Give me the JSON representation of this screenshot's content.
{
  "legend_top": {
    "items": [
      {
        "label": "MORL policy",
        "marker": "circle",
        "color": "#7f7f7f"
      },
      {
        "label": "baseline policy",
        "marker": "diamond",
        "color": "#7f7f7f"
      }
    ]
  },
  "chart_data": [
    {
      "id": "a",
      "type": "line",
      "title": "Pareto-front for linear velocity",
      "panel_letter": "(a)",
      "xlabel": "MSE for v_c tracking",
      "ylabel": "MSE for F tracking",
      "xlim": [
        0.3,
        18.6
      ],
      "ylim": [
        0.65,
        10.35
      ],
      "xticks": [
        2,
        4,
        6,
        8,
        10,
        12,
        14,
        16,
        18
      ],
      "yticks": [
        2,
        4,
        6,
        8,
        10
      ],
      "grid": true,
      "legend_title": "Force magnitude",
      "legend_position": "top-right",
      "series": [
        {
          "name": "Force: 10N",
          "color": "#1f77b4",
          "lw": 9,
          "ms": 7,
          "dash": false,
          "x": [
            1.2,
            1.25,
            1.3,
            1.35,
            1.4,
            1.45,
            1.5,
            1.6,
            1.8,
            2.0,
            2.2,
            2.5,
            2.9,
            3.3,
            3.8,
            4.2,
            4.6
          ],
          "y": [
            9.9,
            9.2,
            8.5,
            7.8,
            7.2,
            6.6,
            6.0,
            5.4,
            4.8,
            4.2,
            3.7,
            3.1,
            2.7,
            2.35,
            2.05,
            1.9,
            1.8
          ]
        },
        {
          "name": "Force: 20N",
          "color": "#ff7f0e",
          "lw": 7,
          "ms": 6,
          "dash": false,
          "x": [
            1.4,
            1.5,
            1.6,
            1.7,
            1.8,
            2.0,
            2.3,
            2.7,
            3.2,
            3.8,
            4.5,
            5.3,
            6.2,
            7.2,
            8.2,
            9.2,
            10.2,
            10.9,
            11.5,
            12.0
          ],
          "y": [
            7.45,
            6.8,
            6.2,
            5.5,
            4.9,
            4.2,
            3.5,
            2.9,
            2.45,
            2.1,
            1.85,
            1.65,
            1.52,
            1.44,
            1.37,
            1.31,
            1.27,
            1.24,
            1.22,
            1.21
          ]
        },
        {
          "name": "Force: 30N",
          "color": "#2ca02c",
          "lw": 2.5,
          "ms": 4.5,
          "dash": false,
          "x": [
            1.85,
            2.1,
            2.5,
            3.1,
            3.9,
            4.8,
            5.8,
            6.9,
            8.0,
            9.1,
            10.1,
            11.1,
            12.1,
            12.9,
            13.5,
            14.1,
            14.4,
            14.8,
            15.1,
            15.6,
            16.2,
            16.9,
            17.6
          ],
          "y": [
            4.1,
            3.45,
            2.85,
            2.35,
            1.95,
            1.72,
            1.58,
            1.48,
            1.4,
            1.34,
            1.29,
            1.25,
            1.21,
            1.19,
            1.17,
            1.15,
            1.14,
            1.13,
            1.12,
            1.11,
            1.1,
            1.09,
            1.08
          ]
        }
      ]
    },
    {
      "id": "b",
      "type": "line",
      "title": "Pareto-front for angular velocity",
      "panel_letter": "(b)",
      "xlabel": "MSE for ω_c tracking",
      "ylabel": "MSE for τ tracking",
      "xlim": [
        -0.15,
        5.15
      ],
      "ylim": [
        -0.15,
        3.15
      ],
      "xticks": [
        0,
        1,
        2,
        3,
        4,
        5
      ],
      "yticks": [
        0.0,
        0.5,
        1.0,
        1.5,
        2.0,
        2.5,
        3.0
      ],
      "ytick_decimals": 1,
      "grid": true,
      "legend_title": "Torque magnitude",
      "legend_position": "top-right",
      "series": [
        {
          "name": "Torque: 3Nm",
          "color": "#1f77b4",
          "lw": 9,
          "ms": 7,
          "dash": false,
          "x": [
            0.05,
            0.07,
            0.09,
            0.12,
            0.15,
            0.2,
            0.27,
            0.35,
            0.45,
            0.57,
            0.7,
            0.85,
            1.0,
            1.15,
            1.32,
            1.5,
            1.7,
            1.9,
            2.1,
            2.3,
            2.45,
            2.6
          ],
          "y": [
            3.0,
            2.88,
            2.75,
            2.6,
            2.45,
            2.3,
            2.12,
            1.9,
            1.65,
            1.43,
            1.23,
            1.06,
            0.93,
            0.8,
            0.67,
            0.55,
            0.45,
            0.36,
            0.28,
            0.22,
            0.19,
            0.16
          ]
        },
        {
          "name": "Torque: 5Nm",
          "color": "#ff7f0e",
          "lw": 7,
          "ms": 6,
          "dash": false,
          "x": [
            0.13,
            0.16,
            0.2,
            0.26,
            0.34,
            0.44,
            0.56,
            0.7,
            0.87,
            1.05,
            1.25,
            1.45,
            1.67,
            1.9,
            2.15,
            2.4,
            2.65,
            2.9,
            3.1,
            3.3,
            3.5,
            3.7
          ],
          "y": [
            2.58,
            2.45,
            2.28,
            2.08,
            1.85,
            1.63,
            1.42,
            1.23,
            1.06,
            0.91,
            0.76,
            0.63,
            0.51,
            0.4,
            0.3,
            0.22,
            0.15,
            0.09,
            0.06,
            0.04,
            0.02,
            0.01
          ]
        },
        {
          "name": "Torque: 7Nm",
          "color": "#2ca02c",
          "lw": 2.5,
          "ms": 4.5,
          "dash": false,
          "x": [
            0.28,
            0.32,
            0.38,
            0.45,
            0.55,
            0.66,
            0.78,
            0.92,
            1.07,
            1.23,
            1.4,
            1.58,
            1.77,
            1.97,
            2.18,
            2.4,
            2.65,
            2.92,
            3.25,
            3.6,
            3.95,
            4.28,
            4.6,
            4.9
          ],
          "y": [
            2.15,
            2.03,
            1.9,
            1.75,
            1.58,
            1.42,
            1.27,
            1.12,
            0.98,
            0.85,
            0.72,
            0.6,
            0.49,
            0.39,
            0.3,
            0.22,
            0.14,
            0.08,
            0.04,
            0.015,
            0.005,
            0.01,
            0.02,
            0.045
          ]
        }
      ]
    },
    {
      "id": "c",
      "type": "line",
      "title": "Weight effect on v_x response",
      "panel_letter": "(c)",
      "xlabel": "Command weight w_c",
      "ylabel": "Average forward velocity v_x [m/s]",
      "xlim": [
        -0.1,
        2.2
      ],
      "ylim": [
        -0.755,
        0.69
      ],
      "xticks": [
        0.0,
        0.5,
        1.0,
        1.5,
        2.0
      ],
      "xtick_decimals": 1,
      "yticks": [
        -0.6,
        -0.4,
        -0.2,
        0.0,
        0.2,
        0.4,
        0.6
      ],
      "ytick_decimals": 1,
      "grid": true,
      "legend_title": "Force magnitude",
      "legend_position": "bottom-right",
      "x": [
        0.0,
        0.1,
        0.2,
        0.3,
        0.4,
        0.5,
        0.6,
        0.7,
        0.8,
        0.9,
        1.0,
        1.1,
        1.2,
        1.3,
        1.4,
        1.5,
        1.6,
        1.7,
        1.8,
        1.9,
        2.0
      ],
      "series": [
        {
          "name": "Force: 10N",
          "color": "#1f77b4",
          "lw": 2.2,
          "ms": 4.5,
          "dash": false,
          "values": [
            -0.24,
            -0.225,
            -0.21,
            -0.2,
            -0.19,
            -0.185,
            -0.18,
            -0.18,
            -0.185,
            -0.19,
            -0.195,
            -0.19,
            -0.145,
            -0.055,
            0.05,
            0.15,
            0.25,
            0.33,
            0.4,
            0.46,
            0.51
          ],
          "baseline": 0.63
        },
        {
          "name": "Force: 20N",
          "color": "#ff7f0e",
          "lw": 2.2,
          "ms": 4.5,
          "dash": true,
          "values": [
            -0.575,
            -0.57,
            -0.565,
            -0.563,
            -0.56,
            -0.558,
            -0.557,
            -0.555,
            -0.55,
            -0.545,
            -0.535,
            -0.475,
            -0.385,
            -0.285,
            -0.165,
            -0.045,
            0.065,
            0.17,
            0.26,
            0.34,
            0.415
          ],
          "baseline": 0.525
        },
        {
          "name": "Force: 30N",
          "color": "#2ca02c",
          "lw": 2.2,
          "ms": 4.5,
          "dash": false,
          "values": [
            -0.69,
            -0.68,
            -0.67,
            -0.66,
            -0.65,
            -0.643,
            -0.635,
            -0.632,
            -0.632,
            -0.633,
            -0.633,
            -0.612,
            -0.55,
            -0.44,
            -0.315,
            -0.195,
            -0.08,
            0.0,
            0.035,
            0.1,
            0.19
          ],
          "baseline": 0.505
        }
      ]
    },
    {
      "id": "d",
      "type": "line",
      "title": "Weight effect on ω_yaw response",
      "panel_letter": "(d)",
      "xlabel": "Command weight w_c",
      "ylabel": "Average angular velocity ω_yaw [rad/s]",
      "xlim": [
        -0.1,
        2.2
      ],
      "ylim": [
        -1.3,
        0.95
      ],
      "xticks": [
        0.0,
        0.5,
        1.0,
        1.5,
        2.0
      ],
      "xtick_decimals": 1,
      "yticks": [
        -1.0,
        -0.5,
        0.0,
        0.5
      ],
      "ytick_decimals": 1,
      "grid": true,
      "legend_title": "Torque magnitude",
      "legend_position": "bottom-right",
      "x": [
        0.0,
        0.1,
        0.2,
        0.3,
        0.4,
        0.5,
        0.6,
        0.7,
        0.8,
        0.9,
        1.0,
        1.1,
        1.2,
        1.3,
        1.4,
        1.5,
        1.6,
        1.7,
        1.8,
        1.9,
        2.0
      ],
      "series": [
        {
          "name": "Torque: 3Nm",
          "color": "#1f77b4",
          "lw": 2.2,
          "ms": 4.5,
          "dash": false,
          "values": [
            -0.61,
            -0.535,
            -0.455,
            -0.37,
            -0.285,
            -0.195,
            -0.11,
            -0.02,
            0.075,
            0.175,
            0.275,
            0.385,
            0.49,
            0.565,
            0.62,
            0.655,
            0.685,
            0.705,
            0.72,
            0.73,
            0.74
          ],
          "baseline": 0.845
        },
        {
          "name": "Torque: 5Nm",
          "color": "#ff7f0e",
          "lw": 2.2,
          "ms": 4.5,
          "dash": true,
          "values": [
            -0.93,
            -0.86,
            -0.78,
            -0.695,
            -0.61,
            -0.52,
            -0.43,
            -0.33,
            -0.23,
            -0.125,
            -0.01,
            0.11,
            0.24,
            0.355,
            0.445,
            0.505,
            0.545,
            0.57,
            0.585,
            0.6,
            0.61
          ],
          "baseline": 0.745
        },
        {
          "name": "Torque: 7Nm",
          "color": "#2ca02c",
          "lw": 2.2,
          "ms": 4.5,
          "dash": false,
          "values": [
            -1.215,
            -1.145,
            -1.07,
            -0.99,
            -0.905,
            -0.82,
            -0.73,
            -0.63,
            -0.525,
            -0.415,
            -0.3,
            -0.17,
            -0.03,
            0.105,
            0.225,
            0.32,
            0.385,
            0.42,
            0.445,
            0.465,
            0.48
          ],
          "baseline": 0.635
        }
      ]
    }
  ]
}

#### [Problem statement]
Only lines with the word "velocity" are wanted, so copy each one from the records.

#### [Answer to the exercise]
      "title": "Pareto-front for linear velocity",
      "title": "Pareto-front for angular velocity",
      "ylabel": "Average forward velocity v_x [m/s]",
      "ylabel": "Average angular velocity ω_yaw [rad/s]",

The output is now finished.